··· EXTRACTED DATA ···

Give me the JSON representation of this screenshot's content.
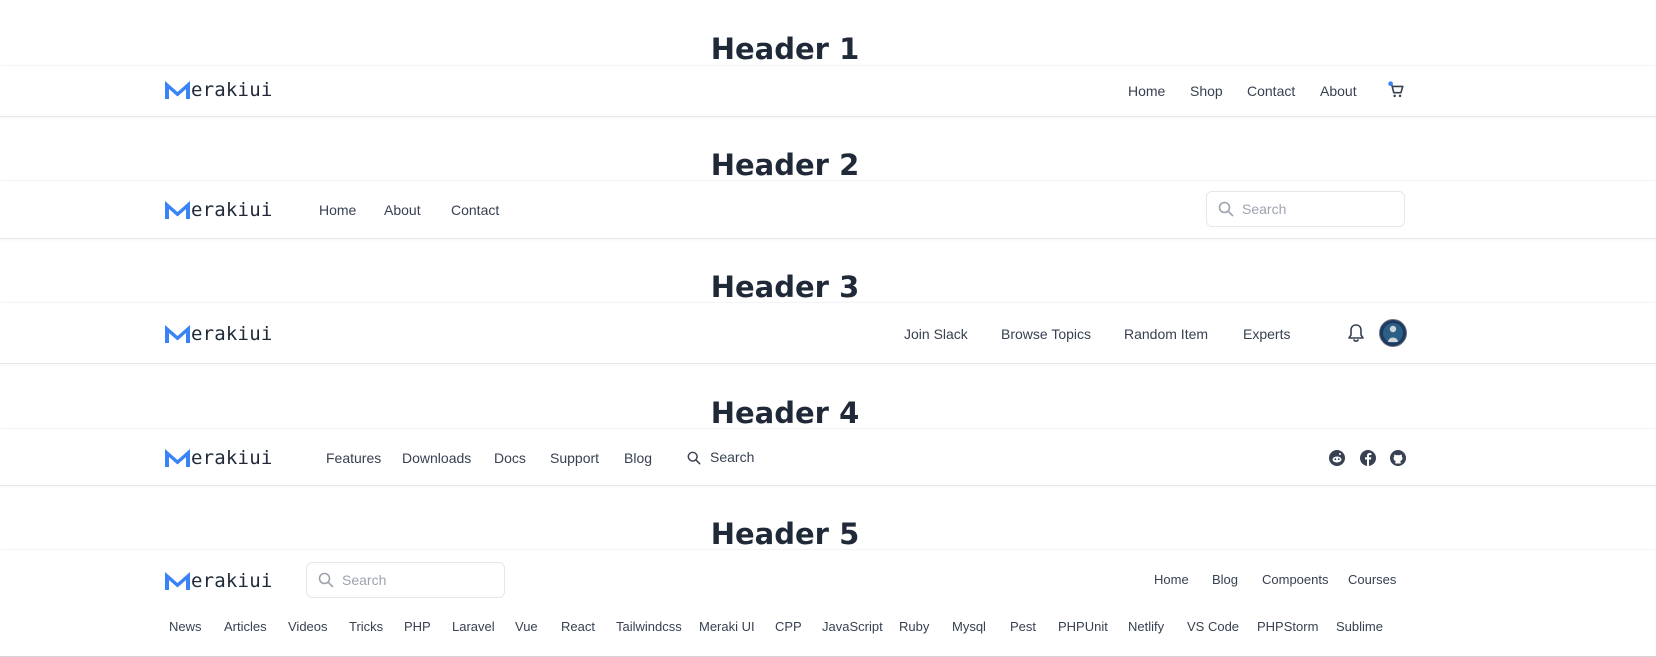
{
  "brand": {
    "logo_text": "erakiui",
    "accent": "#3b82f6"
  },
  "header1": {
    "title": "Header 1",
    "nav": [
      "Home",
      "Shop",
      "Contact",
      "About"
    ],
    "cart_icon": "cart-icon"
  },
  "header2": {
    "title": "Header 2",
    "nav": [
      "Home",
      "About",
      "Contact"
    ],
    "search_placeholder": "Search"
  },
  "header3": {
    "title": "Header 3",
    "nav": [
      "Join Slack",
      "Browse Topics",
      "Random Item",
      "Experts"
    ],
    "icons": [
      "bell-icon",
      "avatar"
    ]
  },
  "header4": {
    "title": "Header 4",
    "nav": [
      "Features",
      "Downloads",
      "Docs",
      "Support",
      "Blog"
    ],
    "search_label": "Search",
    "social": [
      "reddit-icon",
      "facebook-icon",
      "github-icon"
    ]
  },
  "header5": {
    "title": "Header 5",
    "search_placeholder": "Search",
    "nav": [
      "Home",
      "Blog",
      "Compoents",
      "Courses"
    ],
    "categories": [
      "News",
      "Articles",
      "Videos",
      "Tricks",
      "PHP",
      "Laravel",
      "Vue",
      "React",
      "Tailwindcss",
      "Meraki UI",
      "CPP",
      "JavaScript",
      "Ruby",
      "Mysql",
      "Pest",
      "PHPUnit",
      "Netlify",
      "VS Code",
      "PHPStorm",
      "Sublime"
    ]
  }
}
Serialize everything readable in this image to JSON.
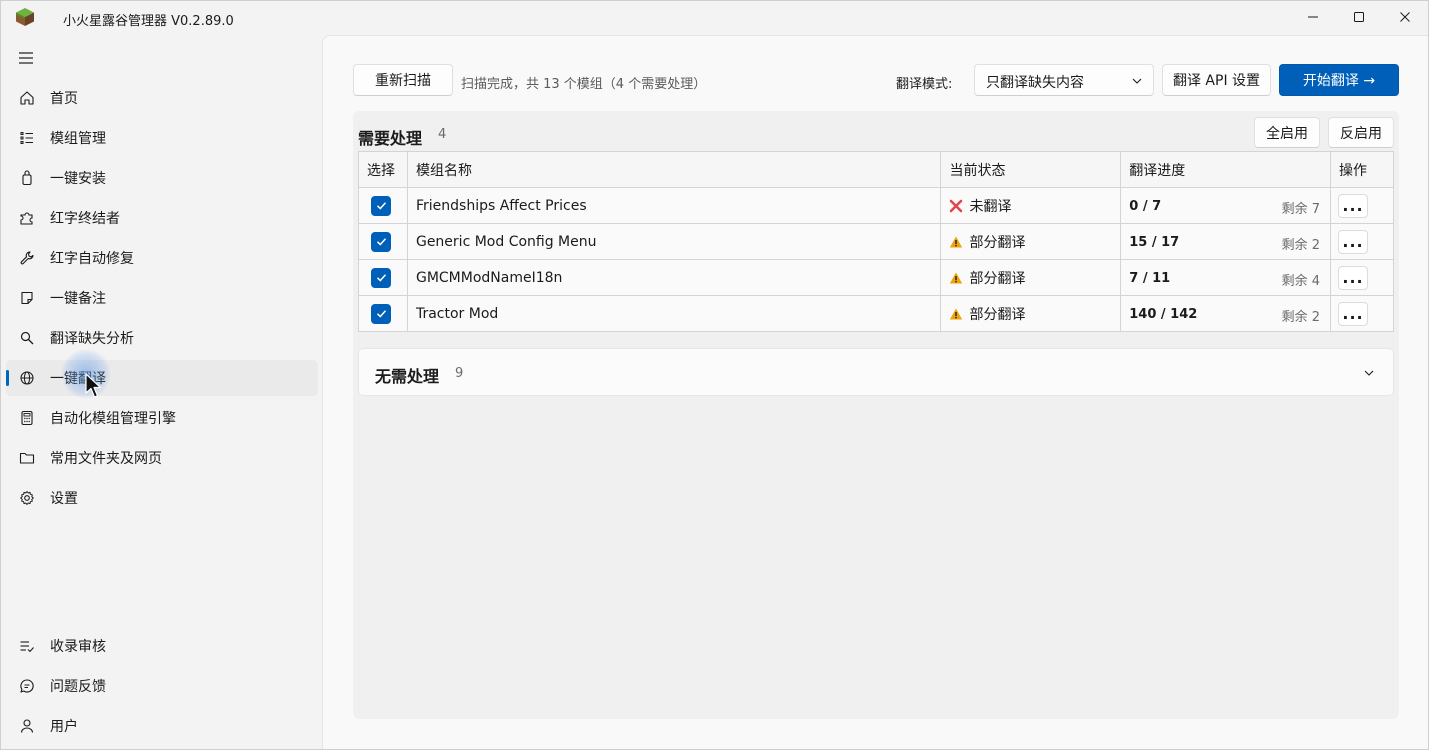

···

Leave the pictures out and output the rest of the listing exactly.

Give me the JSON representation of this screenshot's content.
{
  "brand": {
    "logo_text": "erakiui",
    "accent": "#3b82f6"
  },
  "header1": {
    "title": "Header 1",
    "nav": [
      "Home",
      "Shop",
      "Contact",
      "About"
    ],
    "cart_icon": "cart-icon"
  },
  "header2": {
    "title": "Header 2",
    "nav": [
      "Home",
      "About",
      "Contact"
    ],
    "search_placeholder": "Search"
  },
  "header3": {
    "title": "Header 3",
    "nav": [
      "Join Slack",
      "Browse Topics",
      "Random Item",
      "Experts"
    ],
    "icons": [
      "bell-icon",
      "avatar"
    ]
  },
  "header4": {
    "title": "Header 4",
    "nav": [
      "Features",
      "Downloads",
      "Docs",
      "Support",
      "Blog"
    ],
    "search_label": "Search",
    "social": [
      "reddit-icon",
      "facebook-icon",
      "github-icon"
    ]
  },
  "header5": {
    "title": "Header 5",
    "search_placeholder": "Search",
    "nav": [
      "Home",
      "Blog",
      "Compoents",
      "Courses"
    ],
    "categories": [
      "News",
      "Articles",
      "Videos",
      "Tricks",
      "PHP",
      "Laravel",
      "Vue",
      "React",
      "Tailwindcss",
      "Meraki UI",
      "CPP",
      "JavaScript",
      "Ruby",
      "Mysql",
      "Pest",
      "PHPUnit",
      "Netlify",
      "VS Code",
      "PHPStorm",
      "Sublime"
    ]
  }
}
Serialize everything readable in this image to JSON.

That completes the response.